## Required task
From the entries that follow, extract each line holding the string "libre".

## The records

┄┄┄┄┄┄┄┄┄┄

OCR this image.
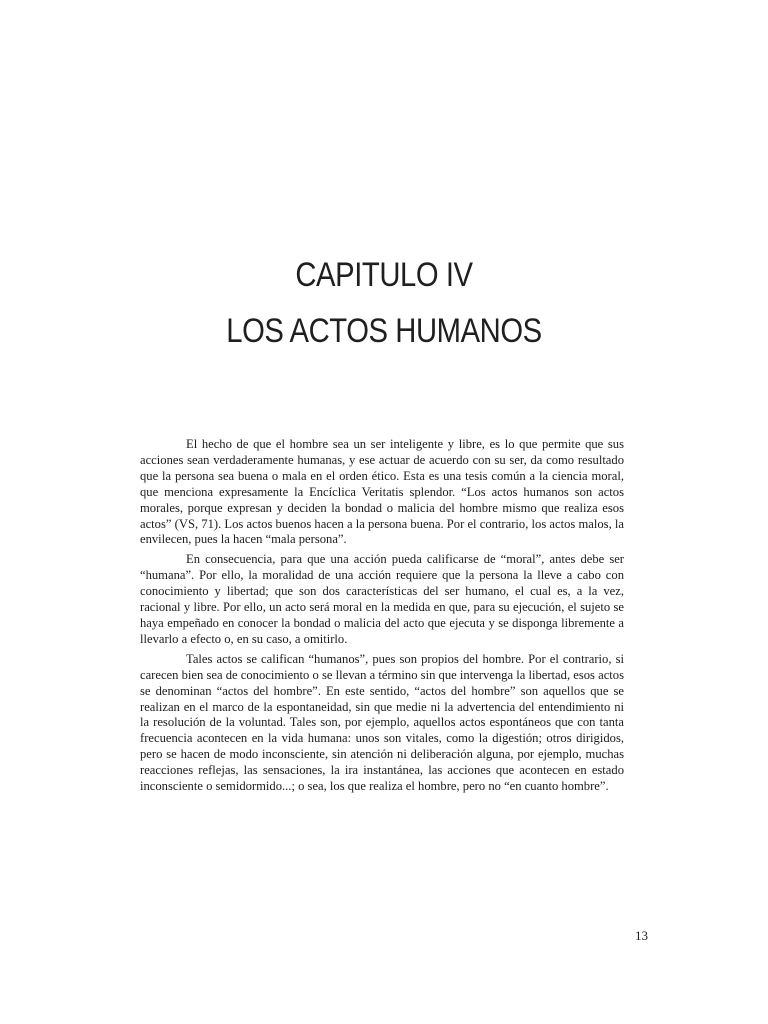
CAPITULO IV
LOS ACTOS HUMANOS

El hecho de que el hombre sea un ser inteligente y libre, es lo que permite que sus acciones sean verdaderamente humanas, y ese actuar de acuerdo con su ser, da como resultado que la persona sea buena o mala en el orden ético. Esta es una tesis común a la ciencia moral, que menciona expresamente la Encíclica Veritatis splendor. “Los actos humanos son actos morales, porque expresan y deciden la bondad o malicia del hombre mismo que realiza esos actos” (VS, 71). Los actos buenos hacen a la persona buena. Por el contrario, los actos malos, la envilecen, pues la hacen “mala persona”.

En consecuencia, para que una acción pueda calificarse de “moral”, antes debe ser “humana”. Por ello, la moralidad de una acción requiere que la persona la lleve a cabo con conocimiento y libertad; que son dos características del ser humano, el cual es, a la vez, racional y libre. Por ello, un acto será moral en la medida en que, para su ejecución, el sujeto se haya empeñado en conocer la bondad o malicia del acto que ejecuta y se disponga libremente a llevarlo a efecto o, en su caso, a omitirlo.

Tales actos se califican “humanos”, pues son propios del hombre. Por el contrario, si carecen bien sea de conocimiento o se llevan a término sin que intervenga la libertad, esos actos se denominan “actos del hombre”. En este sentido, “actos del hombre” son aquellos que se realizan en el marco de la espontaneidad, sin que medie ni la advertencia del entendimiento ni la resolución de la voluntad. Tales son, por ejemplo, aquellos actos espontáneos que con tanta frecuencia acontecen en la vida humana: unos son vitales, como la digestión; otros dirigidos, pero se hacen de modo inconsciente, sin atención ni deliberación alguna, por ejemplo, muchas reacciones reflejas, las sensaciones, la ira instantánea, las acciones que acontecen en estado inconsciente o semidormido...; o sea, los que realiza el hombre, pero no “en cuanto hombre”.

13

┄┄┄┄┄┄┄┄┄┄

## Correct result
El hecho de que el hombre sea un ser inteligente y libre, es lo que permite que sus acciones sean verdaderamente humanas, y ese actuar de acuerdo con su ser, da como resultado que la persona sea buena o mala en el orden ético. Esta es una tesis común a la ciencia moral, que menciona expresamente la Encíclica Veritatis splendor. “Los actos humanos son actos morales, porque expresan y deciden la bondad o malicia del hombre mismo que realiza esos actos” (VS, 71). Los actos buenos hacen a la persona buena. Por el contrario, los actos malos, la envilecen, pues la hacen “mala persona”.
En consecuencia, para que una acción pueda calificarse de “moral”, antes debe ser “humana”. Por ello, la moralidad de una acción requiere que la persona la lleve a cabo con conocimiento y libertad; que son dos características del ser humano, el cual es, a la vez, racional y libre. Por ello, un acto será moral en la medida en que, para su ejecución, el sujeto se haya empeñado en conocer la bondad o malicia del acto que ejecuta y se disponga libremente a llevarlo a efecto o, en su caso, a omitirlo.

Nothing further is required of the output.